What the task asks.
Using the listing beneath this task, count the lines with the word "schodt" and write only the result.

Data excerpts.
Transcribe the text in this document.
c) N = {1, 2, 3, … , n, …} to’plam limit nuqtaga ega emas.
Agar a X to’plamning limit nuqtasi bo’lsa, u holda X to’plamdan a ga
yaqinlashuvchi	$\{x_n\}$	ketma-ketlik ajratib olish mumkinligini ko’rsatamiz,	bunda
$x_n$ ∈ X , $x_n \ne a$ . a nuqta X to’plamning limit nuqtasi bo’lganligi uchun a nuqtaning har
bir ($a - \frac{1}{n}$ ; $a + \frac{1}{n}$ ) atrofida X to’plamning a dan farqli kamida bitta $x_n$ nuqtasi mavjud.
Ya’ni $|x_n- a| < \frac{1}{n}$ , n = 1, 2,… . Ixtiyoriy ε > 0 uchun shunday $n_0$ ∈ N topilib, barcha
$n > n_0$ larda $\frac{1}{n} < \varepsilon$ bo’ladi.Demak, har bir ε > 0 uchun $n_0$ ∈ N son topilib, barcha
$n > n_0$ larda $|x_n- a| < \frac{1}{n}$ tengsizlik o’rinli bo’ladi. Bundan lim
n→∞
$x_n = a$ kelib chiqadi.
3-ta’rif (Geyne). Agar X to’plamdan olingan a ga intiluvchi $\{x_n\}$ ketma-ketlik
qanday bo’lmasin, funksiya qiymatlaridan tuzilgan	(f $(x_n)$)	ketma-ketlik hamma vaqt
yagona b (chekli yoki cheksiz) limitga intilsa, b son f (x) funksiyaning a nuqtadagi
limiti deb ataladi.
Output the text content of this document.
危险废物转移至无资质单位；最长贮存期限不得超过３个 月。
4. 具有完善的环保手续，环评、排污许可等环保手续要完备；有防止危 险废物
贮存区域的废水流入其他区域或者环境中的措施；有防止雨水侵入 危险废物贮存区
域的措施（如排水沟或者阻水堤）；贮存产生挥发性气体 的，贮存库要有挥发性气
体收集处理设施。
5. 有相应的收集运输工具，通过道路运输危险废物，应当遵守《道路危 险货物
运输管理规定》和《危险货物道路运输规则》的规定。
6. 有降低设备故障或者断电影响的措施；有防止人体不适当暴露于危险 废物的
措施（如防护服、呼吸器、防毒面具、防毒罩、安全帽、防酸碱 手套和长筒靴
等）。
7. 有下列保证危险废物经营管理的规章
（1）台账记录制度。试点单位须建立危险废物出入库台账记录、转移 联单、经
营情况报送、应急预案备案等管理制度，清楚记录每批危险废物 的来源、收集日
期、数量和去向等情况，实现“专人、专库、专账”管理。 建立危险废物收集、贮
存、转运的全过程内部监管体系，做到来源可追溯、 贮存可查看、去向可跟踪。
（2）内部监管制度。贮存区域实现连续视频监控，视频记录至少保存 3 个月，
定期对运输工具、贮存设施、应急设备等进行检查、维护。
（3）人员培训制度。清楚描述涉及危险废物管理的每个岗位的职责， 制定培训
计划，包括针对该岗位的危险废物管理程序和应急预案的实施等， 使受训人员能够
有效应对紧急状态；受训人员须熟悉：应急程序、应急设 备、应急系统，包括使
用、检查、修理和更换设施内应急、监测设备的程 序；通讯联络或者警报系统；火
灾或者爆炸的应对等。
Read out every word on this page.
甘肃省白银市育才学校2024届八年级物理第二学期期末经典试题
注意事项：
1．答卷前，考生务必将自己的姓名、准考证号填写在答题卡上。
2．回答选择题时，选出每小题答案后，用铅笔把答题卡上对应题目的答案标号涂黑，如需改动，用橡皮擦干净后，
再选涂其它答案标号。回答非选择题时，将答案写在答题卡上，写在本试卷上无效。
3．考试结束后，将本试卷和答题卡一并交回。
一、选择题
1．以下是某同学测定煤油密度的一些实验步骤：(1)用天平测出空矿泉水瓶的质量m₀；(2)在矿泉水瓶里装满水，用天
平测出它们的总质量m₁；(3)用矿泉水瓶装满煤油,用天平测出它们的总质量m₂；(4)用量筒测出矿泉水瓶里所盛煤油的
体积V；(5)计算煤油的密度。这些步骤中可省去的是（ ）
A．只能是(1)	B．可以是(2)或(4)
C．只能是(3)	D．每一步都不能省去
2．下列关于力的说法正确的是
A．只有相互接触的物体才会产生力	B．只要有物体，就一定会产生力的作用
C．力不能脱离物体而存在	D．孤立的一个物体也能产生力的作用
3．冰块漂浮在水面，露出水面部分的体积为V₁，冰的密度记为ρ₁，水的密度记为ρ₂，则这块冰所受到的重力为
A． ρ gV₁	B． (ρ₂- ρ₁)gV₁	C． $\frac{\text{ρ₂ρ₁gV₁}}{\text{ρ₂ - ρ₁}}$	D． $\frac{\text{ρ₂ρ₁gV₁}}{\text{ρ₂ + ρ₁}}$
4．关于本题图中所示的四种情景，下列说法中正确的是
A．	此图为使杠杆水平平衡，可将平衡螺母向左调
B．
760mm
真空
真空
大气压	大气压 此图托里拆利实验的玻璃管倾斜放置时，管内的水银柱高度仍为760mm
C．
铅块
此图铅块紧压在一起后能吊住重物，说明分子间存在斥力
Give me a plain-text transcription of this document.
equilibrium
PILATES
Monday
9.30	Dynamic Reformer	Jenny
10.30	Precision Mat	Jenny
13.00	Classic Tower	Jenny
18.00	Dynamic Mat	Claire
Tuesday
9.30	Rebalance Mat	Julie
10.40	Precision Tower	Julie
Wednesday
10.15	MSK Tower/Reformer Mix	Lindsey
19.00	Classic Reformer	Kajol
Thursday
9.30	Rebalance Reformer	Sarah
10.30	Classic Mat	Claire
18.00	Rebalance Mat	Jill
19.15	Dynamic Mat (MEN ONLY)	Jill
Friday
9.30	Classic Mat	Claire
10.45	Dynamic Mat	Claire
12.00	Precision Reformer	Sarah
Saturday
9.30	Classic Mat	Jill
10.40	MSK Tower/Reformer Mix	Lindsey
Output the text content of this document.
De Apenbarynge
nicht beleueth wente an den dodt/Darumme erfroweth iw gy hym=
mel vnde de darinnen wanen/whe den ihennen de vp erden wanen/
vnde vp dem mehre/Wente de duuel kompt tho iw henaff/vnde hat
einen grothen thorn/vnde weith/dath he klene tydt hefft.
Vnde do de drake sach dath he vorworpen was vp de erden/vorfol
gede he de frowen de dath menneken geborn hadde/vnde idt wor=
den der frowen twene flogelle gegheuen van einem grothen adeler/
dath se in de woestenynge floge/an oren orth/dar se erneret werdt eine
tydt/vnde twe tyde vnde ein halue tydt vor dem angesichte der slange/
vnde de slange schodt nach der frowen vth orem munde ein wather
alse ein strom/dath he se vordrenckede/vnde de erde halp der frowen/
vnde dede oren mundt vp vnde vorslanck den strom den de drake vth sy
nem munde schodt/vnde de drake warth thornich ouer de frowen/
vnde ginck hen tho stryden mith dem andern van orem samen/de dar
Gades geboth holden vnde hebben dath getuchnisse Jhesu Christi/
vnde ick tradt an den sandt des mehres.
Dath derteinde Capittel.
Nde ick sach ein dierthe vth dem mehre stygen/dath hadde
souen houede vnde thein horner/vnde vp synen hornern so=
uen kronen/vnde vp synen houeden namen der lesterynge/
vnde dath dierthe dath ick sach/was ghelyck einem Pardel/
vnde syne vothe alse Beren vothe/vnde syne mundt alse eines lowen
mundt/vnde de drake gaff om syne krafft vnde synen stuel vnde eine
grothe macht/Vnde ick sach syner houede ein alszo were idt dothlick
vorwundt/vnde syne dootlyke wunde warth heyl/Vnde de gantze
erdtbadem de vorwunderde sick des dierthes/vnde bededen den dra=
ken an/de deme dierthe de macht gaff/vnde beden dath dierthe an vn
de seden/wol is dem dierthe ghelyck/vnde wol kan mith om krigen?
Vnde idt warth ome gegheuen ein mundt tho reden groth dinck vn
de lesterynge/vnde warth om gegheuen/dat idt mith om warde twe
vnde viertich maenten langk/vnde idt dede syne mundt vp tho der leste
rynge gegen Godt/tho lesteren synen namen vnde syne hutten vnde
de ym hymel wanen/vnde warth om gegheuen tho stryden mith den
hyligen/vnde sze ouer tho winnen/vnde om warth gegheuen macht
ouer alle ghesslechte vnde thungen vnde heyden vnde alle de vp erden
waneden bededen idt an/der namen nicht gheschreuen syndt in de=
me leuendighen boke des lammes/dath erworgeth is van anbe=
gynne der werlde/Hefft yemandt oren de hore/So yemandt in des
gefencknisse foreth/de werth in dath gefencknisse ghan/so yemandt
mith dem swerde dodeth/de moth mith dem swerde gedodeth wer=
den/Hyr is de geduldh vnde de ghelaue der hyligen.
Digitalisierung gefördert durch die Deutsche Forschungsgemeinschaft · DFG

Response.
2